Reproduce the items below without any changes, beginning at the start of the items and ending with the line that contains "813, 1288, 824]".

Annotated region listings
>> START

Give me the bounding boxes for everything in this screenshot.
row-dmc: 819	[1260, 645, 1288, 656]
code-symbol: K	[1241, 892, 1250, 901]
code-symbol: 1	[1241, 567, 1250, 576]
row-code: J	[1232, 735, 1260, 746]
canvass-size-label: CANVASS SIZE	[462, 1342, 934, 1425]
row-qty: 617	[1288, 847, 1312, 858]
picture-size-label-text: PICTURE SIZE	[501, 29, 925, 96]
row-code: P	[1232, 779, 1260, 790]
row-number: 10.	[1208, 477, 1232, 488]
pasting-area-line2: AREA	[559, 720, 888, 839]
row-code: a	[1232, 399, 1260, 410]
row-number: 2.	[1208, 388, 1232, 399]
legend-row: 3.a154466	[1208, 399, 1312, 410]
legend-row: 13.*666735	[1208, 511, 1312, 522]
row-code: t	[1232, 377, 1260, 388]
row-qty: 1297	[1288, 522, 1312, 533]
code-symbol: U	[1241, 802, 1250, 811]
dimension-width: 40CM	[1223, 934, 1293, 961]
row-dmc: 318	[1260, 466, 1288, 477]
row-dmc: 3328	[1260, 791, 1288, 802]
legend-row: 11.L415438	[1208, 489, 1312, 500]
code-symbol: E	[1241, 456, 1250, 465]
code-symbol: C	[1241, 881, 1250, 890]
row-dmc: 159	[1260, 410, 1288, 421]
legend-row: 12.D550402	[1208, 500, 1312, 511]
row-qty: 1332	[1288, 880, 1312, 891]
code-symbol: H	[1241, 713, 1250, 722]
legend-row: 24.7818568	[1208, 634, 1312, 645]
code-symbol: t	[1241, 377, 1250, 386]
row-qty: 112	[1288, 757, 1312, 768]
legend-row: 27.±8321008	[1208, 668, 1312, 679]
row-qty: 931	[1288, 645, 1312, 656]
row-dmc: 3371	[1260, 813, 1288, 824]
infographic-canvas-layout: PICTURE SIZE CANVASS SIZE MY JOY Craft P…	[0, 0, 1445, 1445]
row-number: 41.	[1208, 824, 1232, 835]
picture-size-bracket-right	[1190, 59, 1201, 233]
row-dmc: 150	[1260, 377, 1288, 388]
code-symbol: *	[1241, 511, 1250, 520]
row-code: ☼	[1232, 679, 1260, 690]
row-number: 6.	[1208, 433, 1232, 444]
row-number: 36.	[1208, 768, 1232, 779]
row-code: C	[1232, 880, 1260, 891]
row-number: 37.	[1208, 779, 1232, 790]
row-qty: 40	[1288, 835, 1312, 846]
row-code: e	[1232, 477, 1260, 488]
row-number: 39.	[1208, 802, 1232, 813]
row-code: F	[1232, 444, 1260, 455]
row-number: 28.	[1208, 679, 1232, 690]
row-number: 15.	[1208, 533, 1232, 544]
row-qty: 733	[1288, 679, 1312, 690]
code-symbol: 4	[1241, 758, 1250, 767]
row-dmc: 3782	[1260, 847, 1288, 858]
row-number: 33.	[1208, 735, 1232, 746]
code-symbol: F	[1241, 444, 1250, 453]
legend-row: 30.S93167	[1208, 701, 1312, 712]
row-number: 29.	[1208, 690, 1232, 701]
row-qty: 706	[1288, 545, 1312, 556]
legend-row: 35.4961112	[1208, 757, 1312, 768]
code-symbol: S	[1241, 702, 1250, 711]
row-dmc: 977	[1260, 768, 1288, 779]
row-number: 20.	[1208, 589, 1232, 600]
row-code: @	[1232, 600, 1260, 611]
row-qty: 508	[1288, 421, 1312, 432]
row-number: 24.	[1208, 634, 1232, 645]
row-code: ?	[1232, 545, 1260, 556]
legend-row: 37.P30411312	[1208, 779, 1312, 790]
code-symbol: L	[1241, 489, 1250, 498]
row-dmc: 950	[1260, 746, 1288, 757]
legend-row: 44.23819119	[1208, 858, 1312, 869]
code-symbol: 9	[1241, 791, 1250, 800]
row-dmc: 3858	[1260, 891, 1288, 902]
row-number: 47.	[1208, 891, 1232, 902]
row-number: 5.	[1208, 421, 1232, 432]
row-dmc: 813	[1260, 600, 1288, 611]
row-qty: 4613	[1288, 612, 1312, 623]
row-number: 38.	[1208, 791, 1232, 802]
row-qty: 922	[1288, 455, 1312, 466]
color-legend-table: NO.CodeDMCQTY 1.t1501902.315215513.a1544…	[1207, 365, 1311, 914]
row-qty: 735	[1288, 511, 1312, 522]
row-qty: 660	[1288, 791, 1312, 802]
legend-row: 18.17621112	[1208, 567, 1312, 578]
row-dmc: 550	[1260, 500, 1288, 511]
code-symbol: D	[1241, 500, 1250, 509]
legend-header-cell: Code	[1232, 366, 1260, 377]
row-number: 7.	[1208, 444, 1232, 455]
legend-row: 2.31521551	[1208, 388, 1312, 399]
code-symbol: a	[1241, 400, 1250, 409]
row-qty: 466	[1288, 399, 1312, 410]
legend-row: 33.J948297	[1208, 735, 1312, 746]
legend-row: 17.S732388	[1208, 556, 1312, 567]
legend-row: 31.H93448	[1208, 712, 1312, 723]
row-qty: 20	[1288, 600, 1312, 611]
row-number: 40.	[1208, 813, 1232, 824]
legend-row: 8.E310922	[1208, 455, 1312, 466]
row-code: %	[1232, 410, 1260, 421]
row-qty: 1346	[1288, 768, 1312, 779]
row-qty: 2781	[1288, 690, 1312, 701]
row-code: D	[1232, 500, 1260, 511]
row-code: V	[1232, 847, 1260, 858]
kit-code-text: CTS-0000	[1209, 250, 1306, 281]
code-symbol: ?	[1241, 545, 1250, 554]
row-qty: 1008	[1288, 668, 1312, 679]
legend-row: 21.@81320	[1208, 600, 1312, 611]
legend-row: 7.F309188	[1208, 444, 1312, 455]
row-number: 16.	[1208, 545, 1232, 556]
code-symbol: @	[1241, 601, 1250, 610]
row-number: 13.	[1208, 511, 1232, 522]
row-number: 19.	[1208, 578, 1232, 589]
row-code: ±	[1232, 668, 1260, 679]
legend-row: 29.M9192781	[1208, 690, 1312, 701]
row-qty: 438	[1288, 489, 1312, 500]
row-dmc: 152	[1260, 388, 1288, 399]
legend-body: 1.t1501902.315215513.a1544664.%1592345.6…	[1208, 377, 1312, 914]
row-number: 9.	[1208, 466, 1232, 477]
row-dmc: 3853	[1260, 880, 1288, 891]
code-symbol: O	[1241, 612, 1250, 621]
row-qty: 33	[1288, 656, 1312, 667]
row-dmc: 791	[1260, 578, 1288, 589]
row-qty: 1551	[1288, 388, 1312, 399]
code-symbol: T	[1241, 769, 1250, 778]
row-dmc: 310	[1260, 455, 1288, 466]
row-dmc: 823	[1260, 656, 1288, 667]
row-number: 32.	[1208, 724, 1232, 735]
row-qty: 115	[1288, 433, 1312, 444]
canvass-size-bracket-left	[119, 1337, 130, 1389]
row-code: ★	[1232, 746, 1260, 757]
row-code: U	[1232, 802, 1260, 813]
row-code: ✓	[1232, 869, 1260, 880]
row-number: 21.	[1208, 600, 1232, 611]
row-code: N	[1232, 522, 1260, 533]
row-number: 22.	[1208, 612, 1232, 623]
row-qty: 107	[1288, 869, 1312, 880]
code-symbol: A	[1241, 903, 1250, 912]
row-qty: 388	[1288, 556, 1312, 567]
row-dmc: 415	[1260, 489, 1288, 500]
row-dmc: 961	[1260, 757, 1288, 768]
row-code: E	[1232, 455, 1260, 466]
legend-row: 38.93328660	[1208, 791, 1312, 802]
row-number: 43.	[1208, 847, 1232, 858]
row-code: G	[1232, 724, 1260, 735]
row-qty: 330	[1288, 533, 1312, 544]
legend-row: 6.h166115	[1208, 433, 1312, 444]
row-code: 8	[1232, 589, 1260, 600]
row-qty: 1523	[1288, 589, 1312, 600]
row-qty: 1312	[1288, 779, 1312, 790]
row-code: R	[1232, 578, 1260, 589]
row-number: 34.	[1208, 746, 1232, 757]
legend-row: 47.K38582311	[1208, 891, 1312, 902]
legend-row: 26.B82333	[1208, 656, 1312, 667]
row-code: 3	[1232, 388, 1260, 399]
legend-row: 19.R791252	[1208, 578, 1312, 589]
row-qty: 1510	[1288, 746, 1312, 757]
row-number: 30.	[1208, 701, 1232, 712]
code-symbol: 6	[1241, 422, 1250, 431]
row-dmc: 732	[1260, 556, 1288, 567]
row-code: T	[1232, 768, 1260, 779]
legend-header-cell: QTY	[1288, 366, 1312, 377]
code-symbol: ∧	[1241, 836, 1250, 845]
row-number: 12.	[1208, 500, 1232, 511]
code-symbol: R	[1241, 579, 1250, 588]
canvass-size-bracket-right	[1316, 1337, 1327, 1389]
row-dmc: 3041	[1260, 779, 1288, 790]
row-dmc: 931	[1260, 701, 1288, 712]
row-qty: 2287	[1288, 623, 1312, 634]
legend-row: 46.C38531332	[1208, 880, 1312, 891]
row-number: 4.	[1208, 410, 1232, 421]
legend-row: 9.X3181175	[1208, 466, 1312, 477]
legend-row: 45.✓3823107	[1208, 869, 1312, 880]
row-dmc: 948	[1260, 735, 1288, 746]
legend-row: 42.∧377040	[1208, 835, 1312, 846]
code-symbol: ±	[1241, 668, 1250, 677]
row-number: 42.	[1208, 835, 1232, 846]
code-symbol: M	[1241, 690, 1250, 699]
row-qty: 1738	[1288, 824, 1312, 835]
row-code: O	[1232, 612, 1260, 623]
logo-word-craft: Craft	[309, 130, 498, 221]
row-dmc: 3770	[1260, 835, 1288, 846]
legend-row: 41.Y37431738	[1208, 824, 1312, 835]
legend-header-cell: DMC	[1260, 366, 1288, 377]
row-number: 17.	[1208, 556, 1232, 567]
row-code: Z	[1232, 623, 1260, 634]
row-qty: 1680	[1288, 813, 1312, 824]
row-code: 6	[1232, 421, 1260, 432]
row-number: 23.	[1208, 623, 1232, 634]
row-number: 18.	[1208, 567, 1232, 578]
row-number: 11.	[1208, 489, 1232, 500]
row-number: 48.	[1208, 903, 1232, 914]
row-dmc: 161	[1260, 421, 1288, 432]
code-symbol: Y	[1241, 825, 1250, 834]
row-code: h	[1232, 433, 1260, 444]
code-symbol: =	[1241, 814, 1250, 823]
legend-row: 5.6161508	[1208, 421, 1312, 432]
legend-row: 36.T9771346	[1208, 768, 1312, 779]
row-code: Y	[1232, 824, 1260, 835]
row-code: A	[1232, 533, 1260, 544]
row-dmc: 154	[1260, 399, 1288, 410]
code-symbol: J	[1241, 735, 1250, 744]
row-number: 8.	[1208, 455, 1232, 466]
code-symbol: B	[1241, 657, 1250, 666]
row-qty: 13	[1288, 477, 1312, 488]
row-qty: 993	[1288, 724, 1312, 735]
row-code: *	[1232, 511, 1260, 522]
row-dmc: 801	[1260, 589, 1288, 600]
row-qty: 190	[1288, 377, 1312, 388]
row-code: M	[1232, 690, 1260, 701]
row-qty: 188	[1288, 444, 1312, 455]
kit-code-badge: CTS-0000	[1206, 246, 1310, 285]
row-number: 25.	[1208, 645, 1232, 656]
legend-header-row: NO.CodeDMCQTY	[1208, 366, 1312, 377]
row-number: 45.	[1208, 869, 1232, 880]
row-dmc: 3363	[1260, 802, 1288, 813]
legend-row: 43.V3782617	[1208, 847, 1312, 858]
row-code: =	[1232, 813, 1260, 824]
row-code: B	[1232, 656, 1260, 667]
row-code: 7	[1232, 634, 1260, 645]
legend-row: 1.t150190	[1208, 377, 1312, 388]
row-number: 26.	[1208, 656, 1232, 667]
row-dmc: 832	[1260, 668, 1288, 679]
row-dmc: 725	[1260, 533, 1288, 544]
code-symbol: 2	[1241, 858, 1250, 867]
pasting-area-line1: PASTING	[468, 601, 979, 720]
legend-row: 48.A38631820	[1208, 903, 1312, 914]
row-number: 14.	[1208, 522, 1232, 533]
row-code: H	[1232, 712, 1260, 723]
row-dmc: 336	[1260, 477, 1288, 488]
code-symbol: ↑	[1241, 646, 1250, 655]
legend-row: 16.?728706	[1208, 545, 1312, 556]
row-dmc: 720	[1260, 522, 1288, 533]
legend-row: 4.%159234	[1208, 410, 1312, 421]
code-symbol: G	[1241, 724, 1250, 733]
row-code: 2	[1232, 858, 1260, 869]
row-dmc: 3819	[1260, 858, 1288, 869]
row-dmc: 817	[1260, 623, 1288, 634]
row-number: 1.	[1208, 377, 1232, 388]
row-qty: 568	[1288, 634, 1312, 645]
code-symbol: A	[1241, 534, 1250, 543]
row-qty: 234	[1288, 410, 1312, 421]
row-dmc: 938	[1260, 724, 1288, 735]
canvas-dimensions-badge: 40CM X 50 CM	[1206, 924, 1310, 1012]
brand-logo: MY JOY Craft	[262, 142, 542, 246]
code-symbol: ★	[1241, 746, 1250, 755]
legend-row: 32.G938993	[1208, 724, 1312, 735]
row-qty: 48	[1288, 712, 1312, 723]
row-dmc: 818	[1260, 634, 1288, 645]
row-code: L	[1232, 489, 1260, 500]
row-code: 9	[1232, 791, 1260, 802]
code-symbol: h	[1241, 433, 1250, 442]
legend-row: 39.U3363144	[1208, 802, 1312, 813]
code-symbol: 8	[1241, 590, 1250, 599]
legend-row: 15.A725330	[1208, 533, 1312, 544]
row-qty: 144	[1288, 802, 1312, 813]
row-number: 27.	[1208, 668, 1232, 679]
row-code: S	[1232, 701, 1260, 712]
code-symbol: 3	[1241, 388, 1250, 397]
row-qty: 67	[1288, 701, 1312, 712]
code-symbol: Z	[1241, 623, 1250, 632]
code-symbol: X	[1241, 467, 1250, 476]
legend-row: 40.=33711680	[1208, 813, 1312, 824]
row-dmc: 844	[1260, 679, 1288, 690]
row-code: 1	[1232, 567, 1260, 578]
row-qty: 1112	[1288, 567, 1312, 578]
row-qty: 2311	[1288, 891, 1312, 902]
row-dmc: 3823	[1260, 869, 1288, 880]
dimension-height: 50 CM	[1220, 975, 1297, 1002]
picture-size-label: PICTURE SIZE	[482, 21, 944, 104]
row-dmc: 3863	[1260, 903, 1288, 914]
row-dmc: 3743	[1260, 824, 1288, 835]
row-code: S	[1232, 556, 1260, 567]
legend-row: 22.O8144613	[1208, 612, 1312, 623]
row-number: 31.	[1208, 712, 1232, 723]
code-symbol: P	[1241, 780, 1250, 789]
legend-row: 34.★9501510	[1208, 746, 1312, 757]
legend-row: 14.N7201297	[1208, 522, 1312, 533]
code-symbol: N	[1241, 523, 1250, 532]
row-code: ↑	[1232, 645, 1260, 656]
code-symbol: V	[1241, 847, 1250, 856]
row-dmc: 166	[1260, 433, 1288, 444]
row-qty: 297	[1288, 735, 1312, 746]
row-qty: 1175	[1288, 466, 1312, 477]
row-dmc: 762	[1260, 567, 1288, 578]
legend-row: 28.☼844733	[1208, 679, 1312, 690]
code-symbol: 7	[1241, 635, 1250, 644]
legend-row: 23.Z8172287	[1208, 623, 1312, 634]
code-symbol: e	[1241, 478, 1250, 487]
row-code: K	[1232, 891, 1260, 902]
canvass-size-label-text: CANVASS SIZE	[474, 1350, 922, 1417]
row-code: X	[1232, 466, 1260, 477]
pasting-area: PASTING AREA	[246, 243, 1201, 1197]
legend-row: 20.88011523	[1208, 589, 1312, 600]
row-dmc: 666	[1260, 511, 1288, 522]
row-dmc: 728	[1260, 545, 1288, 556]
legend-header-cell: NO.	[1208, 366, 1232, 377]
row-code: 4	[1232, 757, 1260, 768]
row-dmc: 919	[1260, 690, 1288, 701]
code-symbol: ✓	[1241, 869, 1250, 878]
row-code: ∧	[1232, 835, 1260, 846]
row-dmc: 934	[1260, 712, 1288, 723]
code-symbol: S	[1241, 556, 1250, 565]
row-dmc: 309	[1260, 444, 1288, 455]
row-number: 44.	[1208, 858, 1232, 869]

>> END

Response for this exercise |
Give me the bounding boxes for everything in this screenshot.
row-dmc: 819	[1260, 645, 1288, 656]
code-symbol: K	[1241, 892, 1250, 901]
code-symbol: 1	[1241, 567, 1250, 576]
row-code: J	[1232, 735, 1260, 746]
canvass-size-label: CANVASS SIZE	[462, 1342, 934, 1425]
row-qty: 617	[1288, 847, 1312, 858]
picture-size-label-text: PICTURE SIZE	[501, 29, 925, 96]
row-code: P	[1232, 779, 1260, 790]
row-number: 10.	[1208, 477, 1232, 488]
pasting-area-line2: AREA	[559, 720, 888, 839]
row-code: a	[1232, 399, 1260, 410]
row-number: 2.	[1208, 388, 1232, 399]
legend-row: 3.a154466	[1208, 399, 1312, 410]
legend-row: 13.*666735	[1208, 511, 1312, 522]
row-code: t	[1232, 377, 1260, 388]
row-qty: 1297	[1288, 522, 1312, 533]
code-symbol: U	[1241, 802, 1250, 811]
dimension-width: 40CM	[1223, 934, 1293, 961]
row-dmc: 318	[1260, 466, 1288, 477]
row-dmc: 3328	[1260, 791, 1288, 802]
legend-row: 11.L415438	[1208, 489, 1312, 500]
code-symbol: E	[1241, 456, 1250, 465]
code-symbol: C	[1241, 881, 1250, 890]
row-dmc: 159	[1260, 410, 1288, 421]
legend-row: 12.D550402	[1208, 500, 1312, 511]
row-qty: 1332	[1288, 880, 1312, 891]
code-symbol: H	[1241, 713, 1250, 722]
legend-row: 24.7818568	[1208, 634, 1312, 645]
code-symbol: t	[1241, 377, 1250, 386]
row-qty: 112	[1288, 757, 1312, 768]
legend-row: 27.±8321008	[1208, 668, 1312, 679]
row-qty: 931	[1288, 645, 1312, 656]
row-dmc: 3371	[1260, 813, 1288, 824]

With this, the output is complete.